To be done - Gather up every line from the entries below that uses the word "Лазарь".

Records to use -
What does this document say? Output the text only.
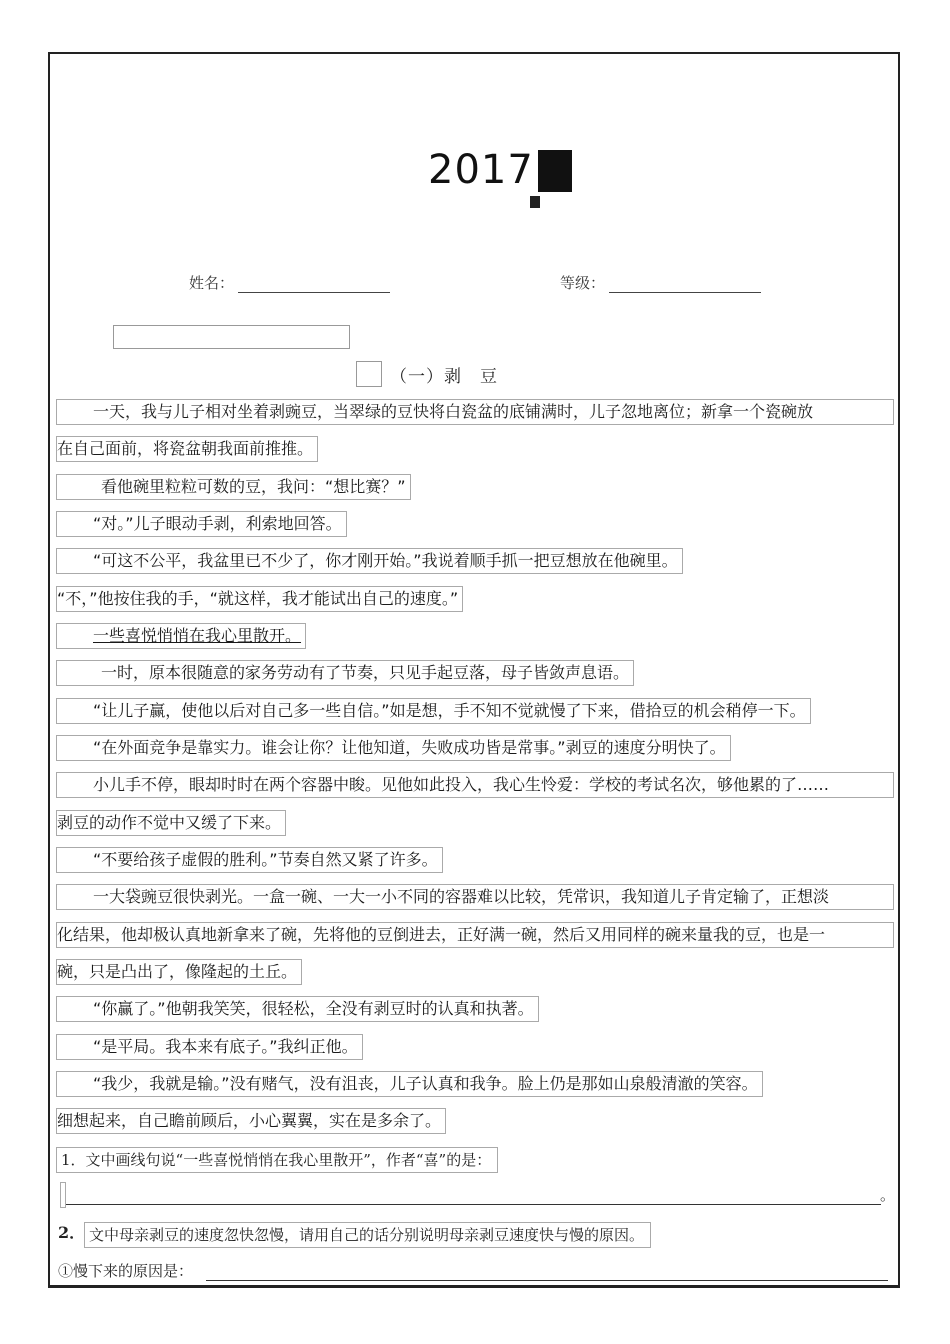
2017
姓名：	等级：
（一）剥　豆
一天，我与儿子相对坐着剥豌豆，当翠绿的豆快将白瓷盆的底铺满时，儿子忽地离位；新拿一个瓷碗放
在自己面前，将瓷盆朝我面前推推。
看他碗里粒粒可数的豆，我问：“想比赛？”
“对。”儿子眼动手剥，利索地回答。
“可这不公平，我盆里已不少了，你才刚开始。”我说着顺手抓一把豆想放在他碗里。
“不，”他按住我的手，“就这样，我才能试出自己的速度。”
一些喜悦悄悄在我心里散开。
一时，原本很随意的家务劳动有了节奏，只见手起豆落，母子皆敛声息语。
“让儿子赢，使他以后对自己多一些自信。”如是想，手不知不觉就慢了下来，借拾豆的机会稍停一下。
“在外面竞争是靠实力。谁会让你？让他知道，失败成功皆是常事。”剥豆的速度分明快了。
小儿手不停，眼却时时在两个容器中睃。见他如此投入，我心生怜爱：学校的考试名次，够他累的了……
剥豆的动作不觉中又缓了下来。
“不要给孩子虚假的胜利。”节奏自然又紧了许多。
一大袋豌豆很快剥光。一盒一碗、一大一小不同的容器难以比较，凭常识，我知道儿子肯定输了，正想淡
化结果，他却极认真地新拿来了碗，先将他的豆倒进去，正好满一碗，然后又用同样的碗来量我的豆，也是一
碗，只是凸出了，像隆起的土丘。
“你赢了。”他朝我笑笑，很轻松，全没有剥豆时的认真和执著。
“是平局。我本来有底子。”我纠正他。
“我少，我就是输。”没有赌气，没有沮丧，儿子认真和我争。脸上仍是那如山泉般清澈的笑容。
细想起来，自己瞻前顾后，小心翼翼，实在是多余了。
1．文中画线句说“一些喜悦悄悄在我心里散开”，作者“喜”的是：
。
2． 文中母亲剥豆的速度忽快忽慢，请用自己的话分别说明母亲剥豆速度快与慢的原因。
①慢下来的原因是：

* * *

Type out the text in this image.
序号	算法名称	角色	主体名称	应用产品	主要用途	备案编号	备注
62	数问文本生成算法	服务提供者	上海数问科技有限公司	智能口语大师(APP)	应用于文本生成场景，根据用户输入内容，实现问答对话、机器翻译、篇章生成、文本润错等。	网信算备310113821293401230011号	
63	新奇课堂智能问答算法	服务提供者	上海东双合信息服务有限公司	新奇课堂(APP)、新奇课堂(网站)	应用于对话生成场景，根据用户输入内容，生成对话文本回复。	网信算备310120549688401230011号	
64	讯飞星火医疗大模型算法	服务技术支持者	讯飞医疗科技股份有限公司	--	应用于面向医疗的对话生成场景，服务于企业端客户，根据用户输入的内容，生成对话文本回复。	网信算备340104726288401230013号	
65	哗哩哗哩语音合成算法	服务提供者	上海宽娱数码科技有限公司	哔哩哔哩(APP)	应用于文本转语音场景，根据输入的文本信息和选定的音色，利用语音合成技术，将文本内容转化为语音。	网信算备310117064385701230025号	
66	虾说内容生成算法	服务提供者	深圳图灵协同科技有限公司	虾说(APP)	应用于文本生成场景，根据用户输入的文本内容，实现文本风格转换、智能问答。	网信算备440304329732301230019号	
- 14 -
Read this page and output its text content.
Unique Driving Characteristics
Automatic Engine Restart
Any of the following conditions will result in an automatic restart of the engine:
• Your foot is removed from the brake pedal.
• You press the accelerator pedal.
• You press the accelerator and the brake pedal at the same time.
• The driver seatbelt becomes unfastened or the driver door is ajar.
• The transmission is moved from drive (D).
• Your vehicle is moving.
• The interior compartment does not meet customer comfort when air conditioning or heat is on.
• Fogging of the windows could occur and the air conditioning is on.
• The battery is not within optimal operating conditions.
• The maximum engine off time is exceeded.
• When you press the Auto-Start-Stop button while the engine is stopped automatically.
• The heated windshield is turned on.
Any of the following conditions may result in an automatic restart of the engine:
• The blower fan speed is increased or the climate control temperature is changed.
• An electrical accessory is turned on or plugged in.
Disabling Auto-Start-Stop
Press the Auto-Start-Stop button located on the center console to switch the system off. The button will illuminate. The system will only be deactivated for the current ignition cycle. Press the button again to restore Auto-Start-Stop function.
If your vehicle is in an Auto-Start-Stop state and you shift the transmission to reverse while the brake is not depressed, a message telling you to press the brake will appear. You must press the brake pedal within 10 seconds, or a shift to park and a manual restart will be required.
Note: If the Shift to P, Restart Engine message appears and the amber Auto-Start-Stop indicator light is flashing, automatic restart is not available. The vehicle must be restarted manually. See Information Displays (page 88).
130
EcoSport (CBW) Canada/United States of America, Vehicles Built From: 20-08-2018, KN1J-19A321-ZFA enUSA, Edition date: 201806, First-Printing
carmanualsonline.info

---

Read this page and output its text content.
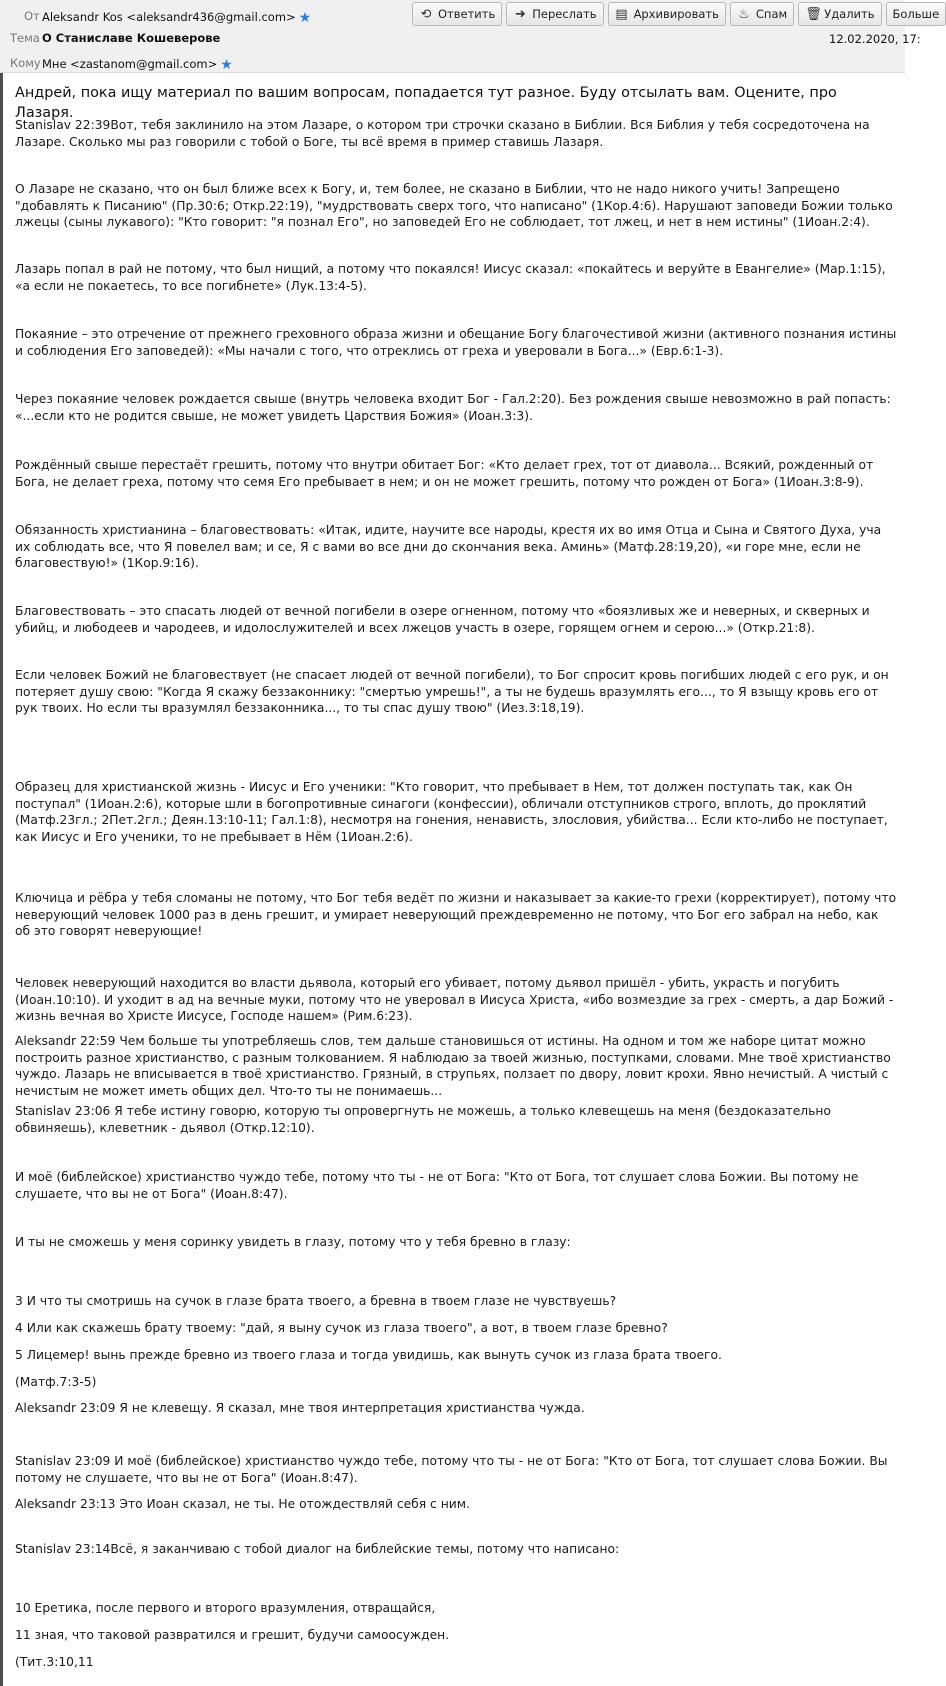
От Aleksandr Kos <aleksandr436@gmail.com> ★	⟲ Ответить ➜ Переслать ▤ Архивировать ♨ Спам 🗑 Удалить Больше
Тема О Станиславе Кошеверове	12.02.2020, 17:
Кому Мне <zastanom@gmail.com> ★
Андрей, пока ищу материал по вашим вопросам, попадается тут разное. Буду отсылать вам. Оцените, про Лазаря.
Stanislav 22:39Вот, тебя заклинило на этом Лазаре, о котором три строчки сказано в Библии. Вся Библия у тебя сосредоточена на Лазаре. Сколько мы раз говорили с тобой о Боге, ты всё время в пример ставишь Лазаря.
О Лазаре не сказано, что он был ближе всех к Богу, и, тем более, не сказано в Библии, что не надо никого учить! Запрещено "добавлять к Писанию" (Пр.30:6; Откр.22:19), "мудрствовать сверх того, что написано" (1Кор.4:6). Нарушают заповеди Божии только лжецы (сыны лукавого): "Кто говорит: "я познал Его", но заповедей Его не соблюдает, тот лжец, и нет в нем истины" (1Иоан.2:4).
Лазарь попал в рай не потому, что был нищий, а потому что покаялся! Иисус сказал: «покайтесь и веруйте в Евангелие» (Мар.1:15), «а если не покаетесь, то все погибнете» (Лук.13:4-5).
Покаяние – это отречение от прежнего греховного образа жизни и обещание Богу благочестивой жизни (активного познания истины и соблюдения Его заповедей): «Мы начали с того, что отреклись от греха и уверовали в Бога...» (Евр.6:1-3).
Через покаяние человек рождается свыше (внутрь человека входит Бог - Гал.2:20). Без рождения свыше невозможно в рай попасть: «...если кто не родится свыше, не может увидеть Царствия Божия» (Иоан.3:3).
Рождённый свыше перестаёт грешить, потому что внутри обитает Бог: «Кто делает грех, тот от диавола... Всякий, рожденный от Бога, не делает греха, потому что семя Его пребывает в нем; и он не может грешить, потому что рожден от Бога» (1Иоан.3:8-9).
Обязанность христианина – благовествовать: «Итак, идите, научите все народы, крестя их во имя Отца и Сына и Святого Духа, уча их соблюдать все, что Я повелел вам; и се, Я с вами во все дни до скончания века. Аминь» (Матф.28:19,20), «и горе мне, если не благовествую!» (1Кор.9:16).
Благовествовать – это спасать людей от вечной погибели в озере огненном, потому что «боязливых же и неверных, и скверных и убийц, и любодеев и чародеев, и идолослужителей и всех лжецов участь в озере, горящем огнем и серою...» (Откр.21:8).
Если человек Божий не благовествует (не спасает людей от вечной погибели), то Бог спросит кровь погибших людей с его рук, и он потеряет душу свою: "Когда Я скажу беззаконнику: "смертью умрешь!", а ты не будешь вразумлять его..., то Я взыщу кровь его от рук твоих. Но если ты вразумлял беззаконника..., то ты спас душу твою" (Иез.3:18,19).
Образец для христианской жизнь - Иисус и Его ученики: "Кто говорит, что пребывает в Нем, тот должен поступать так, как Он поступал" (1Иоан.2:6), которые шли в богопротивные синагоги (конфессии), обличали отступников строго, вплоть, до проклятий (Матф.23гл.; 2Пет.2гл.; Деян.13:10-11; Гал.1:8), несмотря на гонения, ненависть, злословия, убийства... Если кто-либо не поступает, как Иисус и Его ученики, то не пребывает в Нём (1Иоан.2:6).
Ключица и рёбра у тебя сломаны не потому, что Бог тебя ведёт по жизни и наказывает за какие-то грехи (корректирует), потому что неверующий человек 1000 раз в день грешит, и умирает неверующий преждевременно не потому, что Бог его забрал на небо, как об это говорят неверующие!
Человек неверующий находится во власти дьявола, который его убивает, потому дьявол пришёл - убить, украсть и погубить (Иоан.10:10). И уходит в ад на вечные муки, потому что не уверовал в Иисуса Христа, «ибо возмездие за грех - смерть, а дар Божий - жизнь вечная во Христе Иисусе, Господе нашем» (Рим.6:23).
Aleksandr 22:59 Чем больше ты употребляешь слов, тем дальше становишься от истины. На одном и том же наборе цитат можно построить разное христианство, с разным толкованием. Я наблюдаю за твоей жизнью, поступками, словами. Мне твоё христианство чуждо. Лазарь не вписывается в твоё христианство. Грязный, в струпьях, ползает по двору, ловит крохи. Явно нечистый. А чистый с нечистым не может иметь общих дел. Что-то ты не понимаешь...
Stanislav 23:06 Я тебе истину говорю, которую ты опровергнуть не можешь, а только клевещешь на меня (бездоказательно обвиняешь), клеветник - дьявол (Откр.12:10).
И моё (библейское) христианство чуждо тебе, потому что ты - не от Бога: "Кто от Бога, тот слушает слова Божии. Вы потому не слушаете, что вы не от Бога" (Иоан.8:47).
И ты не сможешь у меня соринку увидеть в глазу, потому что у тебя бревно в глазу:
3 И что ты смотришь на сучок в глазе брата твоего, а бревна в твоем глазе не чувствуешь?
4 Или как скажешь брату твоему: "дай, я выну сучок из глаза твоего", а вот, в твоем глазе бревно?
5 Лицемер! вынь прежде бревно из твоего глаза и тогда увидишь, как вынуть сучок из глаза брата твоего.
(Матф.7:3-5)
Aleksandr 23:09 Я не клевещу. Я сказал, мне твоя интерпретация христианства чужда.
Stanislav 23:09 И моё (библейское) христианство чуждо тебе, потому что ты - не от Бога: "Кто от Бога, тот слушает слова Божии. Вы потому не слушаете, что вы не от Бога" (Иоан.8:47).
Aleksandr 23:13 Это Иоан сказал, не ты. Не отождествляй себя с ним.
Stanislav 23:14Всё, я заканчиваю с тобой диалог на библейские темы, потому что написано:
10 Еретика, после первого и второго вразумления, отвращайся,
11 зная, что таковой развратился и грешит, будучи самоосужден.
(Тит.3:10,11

Task result -
Лазарь попал в рай не потому, что был нищий, а потому что покаялся! Иисус сказал: «покайтесь и веруйте в Евангелие» (Мар.1:15), «а если не покаетесь, то все погибнете» (Лук.13:4-5).
Aleksandr 22:59 Чем больше ты употребляешь слов, тем дальше становишься от истины. На одном и том же наборе цитат можно построить разное христианство, с разным толкованием. Я наблюдаю за твоей жизнью, поступками, словами. Мне твоё христианство чуждо. Лазарь не вписывается в твоё христианство. Грязный, в струпьях, ползает по двору, ловит крохи. Явно нечистый. А чистый с нечистым не может иметь общих дел. Что-то ты не понимаешь...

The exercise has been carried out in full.